* **Material supplied**
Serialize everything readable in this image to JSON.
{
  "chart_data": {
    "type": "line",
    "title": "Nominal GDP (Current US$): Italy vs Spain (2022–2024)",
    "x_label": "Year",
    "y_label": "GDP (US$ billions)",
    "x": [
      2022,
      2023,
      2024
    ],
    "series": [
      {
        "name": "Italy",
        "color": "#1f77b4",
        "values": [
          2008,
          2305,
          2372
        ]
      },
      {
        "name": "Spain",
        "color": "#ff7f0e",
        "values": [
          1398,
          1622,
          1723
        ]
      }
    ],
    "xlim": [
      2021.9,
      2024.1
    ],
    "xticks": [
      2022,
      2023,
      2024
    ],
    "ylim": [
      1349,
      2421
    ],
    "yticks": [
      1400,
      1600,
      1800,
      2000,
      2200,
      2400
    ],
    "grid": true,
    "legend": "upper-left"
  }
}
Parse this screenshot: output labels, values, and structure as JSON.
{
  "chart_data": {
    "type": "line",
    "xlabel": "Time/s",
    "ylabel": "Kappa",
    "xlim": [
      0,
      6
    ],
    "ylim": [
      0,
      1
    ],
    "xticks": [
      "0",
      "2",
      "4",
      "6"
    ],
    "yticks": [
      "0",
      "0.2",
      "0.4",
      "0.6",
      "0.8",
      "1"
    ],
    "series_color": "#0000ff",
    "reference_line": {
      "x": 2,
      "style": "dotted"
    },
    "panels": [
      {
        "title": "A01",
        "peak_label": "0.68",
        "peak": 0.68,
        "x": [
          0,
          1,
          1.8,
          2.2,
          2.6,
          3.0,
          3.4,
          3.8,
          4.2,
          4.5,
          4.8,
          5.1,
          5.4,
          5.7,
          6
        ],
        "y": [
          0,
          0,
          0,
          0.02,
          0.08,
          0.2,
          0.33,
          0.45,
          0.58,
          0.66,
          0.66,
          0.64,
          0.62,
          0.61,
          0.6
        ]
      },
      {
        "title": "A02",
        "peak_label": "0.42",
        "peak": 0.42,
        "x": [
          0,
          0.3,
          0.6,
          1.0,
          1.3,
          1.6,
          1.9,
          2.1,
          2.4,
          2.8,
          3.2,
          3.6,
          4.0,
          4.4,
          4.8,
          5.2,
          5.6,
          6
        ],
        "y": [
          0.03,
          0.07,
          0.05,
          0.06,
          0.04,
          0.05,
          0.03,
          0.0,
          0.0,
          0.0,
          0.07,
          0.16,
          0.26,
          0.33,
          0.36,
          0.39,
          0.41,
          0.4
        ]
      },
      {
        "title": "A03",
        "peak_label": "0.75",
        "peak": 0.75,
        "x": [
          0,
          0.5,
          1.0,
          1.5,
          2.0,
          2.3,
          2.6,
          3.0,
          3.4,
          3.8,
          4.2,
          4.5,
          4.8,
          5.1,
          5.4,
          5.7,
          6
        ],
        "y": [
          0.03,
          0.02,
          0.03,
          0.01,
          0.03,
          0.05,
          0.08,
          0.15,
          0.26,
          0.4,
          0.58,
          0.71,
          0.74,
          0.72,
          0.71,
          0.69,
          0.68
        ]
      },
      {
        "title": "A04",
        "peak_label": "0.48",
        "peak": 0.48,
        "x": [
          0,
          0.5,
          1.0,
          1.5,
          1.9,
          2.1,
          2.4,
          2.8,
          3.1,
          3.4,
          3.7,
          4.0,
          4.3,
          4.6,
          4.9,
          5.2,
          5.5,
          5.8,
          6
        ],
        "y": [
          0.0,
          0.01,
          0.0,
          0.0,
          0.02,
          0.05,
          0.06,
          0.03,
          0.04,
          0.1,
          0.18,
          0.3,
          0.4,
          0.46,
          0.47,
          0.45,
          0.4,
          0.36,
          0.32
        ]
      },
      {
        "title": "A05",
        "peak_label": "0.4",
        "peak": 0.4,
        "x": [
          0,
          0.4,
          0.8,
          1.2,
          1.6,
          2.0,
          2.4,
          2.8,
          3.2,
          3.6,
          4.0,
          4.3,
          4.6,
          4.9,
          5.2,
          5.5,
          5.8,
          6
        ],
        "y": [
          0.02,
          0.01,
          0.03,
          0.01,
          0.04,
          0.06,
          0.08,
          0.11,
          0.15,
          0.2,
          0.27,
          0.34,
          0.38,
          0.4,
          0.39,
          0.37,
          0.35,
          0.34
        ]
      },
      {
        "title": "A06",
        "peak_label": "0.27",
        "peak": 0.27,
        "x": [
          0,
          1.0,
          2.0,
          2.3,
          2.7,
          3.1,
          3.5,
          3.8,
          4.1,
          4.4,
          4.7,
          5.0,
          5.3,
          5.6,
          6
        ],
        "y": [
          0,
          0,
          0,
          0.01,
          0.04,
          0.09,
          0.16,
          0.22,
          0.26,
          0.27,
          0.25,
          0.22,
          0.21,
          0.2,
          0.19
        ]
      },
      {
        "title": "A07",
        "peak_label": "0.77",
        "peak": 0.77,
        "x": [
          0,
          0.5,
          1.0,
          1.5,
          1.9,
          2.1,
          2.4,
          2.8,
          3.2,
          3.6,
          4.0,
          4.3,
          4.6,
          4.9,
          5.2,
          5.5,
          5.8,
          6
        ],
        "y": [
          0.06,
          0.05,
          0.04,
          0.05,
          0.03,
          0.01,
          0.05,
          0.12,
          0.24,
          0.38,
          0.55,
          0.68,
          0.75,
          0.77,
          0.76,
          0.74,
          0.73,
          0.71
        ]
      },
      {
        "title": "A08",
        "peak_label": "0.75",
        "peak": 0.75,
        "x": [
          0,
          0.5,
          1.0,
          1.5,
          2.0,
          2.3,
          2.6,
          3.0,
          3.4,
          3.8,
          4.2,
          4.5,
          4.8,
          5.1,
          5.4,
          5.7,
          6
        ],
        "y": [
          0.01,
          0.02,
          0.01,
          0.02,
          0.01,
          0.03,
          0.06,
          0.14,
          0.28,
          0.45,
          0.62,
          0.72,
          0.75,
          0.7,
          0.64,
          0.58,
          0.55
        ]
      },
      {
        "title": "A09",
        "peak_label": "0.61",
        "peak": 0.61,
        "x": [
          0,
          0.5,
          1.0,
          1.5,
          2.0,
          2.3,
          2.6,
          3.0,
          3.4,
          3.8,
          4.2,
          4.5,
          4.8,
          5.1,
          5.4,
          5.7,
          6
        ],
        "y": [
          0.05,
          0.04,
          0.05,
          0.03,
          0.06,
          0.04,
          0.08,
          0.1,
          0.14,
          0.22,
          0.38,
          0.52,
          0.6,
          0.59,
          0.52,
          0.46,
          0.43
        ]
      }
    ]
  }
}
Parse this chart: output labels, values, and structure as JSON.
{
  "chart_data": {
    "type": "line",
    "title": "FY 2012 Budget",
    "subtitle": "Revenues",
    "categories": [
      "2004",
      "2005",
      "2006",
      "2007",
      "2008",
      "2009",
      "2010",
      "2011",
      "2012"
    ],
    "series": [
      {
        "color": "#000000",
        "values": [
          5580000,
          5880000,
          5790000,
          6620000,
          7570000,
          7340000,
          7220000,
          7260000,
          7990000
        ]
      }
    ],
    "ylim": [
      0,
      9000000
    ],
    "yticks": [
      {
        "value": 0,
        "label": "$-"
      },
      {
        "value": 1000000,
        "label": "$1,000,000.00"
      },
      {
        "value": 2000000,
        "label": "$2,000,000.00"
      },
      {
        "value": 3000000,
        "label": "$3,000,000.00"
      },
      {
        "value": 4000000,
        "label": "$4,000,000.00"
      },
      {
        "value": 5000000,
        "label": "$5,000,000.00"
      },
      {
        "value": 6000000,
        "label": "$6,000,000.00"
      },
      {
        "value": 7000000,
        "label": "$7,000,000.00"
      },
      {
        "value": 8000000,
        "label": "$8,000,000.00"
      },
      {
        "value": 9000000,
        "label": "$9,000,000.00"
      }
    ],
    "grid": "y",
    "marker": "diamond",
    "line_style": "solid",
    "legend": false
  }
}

* **What you will do**
Reproduce the lines of the entries above exactly, but only from the line containing "Parse this chart: output" through the final line.

* **Complete output**
Parse this chart: output labels, values, and structure as JSON.
{
  "chart_data": {
    "type": "line",
    "title": "FY 2012 Budget",
    "subtitle": "Revenues",
    "categories": [
      "2004",
      "2005",
      "2006",
      "2007",
      "2008",
      "2009",
      "2010",
      "2011",
      "2012"
    ],
    "series": [
      {
        "color": "#000000",
        "values": [
          5580000,
          5880000,
          5790000,
          6620000,
          7570000,
          7340000,
          7220000,
          7260000,
          7990000
        ]
      }
    ],
    "ylim": [
      0,
      9000000
    ],
    "yticks": [
      {
        "value": 0,
        "label": "$-"
      },
      {
        "value": 1000000,
        "label": "$1,000,000.00"
      },
      {
        "value": 2000000,
        "label": "$2,000,000.00"
      },
      {
        "value": 3000000,
        "label": "$3,000,000.00"
      },
      {
        "value": 4000000,
        "label": "$4,000,000.00"
      },
      {
        "value": 5000000,
        "label": "$5,000,000.00"
      },
      {
        "value": 6000000,
        "label": "$6,000,000.00"
      },
      {
        "value": 7000000,
        "label": "$7,000,000.00"
      },
      {
        "value": 8000000,
        "label": "$8,000,000.00"
      },
      {
        "value": 9000000,
        "label": "$9,000,000.00"
      }
    ],
    "grid": "y",
    "marker": "diamond",
    "line_style": "solid",
    "legend": false
  }
}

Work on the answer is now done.